> **PROBLEM DESCRIPTION**: Extract every line from the records below that contains the word "初中语文教师".

> **DATASET EXCERPTS**:
────────────────────────────────────────

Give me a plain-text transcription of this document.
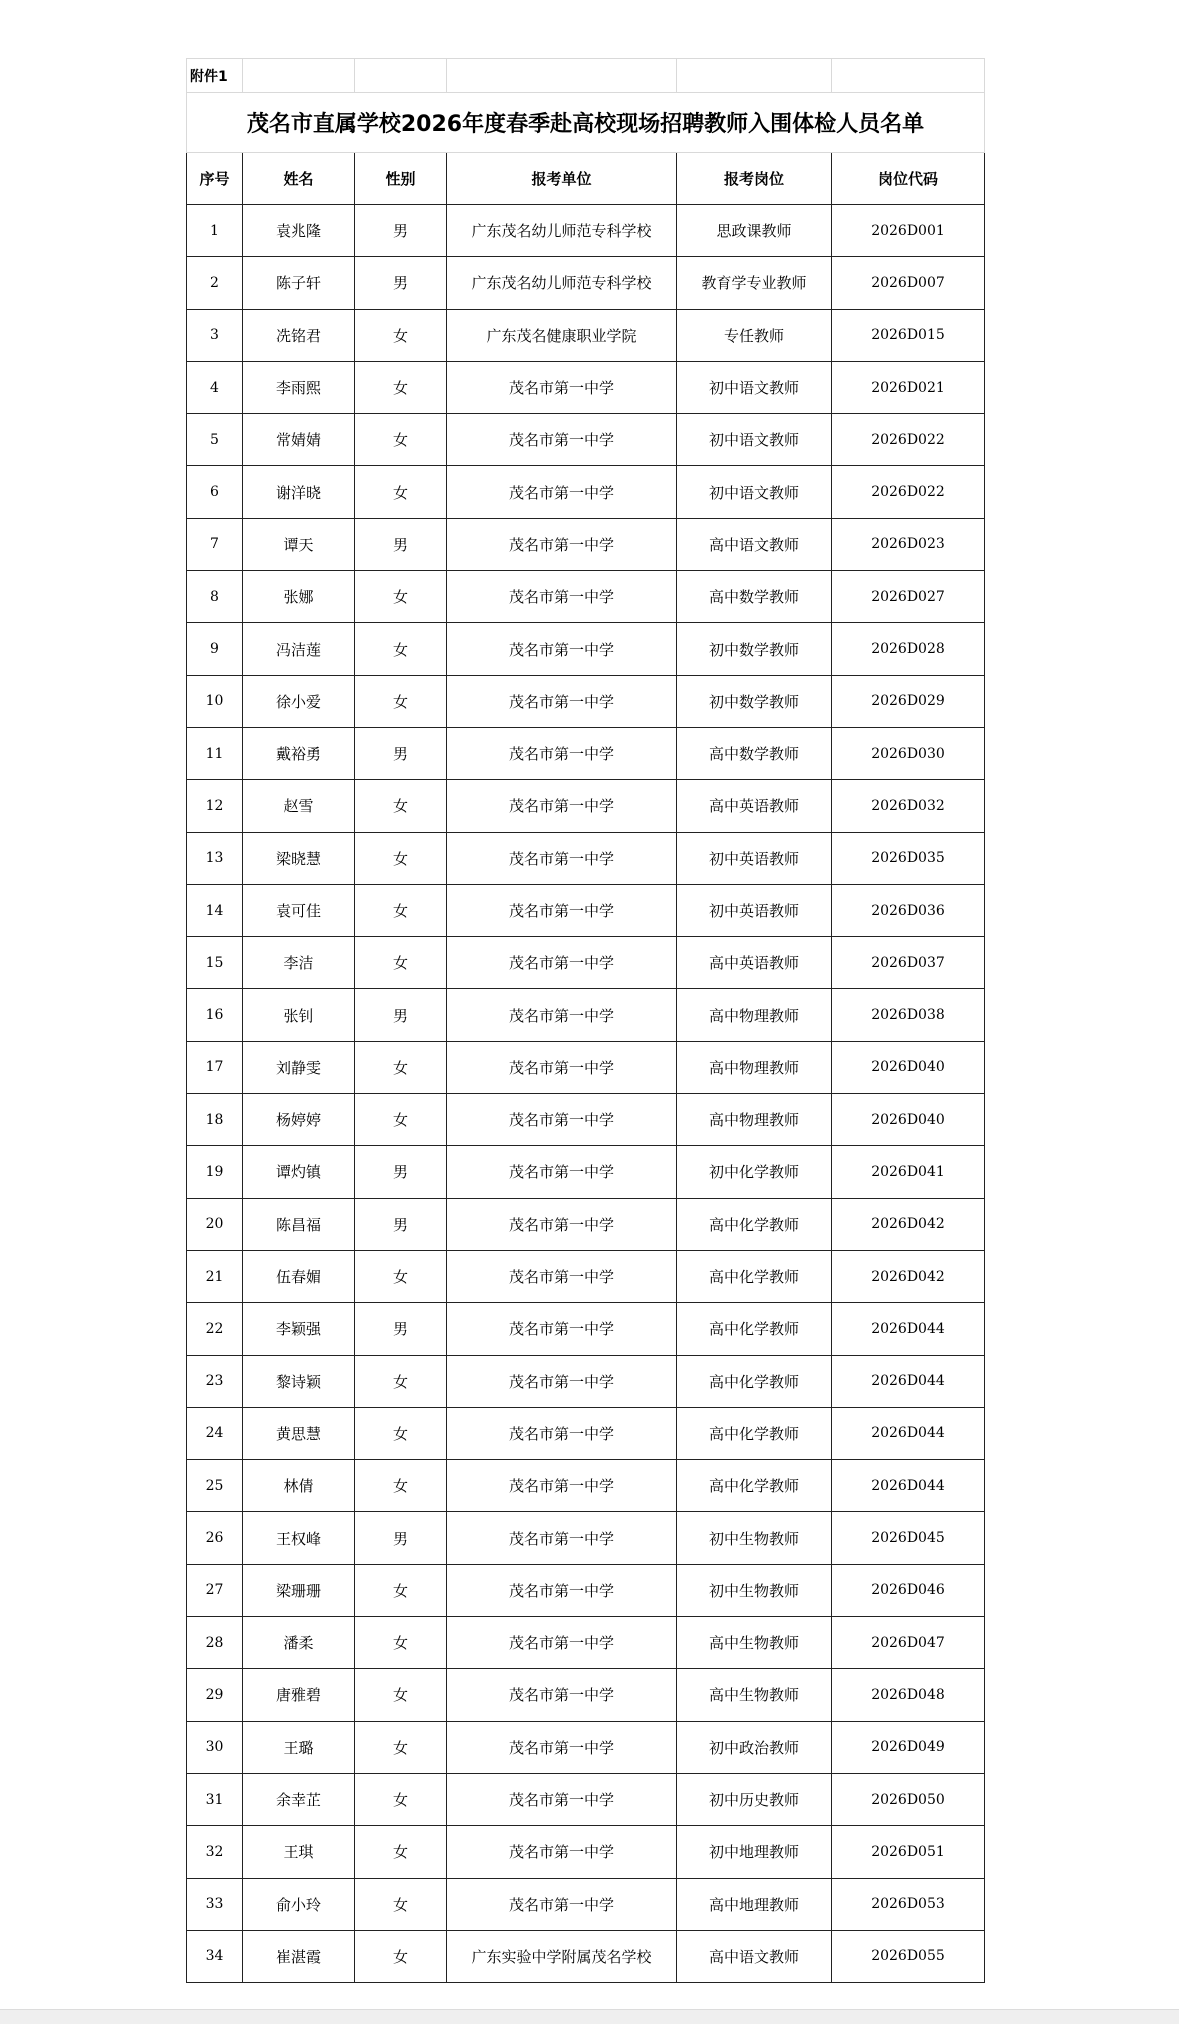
附件1					
茂名市直属学校2026年度春季赴高校现场招聘教师入围体检人员名单					
序号	姓名	性别	报考单位	报考岗位	岗位代码
1	袁兆隆	男	广东茂名幼儿师范专科学校	思政课教师	2026D001
2	陈子轩	男	广东茂名幼儿师范专科学校	教育学专业教师	2026D007
3	冼铭君	女	广东茂名健康职业学院	专任教师	2026D015
4	李雨熙	女	茂名市第一中学	初中语文教师	2026D021
5	常婧婧	女	茂名市第一中学	初中语文教师	2026D022
6	谢洋晓	女	茂名市第一中学	初中语文教师	2026D022
7	谭天	男	茂名市第一中学	高中语文教师	2026D023
8	张娜	女	茂名市第一中学	高中数学教师	2026D027
9	冯洁莲	女	茂名市第一中学	初中数学教师	2026D028
10	徐小爱	女	茂名市第一中学	初中数学教师	2026D029
11	戴裕勇	男	茂名市第一中学	高中数学教师	2026D030
12	赵雪	女	茂名市第一中学	高中英语教师	2026D032
13	梁晓慧	女	茂名市第一中学	初中英语教师	2026D035
14	袁可佳	女	茂名市第一中学	初中英语教师	2026D036
15	李洁	女	茂名市第一中学	高中英语教师	2026D037
16	张钊	男	茂名市第一中学	高中物理教师	2026D038
17	刘静雯	女	茂名市第一中学	高中物理教师	2026D040
18	杨婷婷	女	茂名市第一中学	高中物理教师	2026D040
19	谭灼镇	男	茂名市第一中学	初中化学教师	2026D041
20	陈昌福	男	茂名市第一中学	高中化学教师	2026D042
21	伍春媚	女	茂名市第一中学	高中化学教师	2026D042
22	李颖强	男	茂名市第一中学	高中化学教师	2026D044
23	黎诗颖	女	茂名市第一中学	高中化学教师	2026D044
24	黄思慧	女	茂名市第一中学	高中化学教师	2026D044
25	林倩	女	茂名市第一中学	高中化学教师	2026D044
26	王权峰	男	茂名市第一中学	初中生物教师	2026D045
27	梁珊珊	女	茂名市第一中学	初中生物教师	2026D046
28	潘柔	女	茂名市第一中学	高中生物教师	2026D047
29	唐雅碧	女	茂名市第一中学	高中生物教师	2026D048
30	王璐	女	茂名市第一中学	初中政治教师	2026D049
31	余幸芷	女	茂名市第一中学	初中历史教师	2026D050
32	王琪	女	茂名市第一中学	初中地理教师	2026D051
33	俞小玲	女	茂名市第一中学	高中地理教师	2026D053
34	崔湛霞	女	广东实验中学附属茂名学校	高中语文教师	2026D055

────────────────────────────────────────

> **TASK SOLUTION**:
4	李雨熙	女	茂名市第一中学	初中语文教师	2026D021
5	常婧婧	女	茂名市第一中学	初中语文教师	2026D022
6	谢洋晓	女	茂名市第一中学	初中语文教师	2026D022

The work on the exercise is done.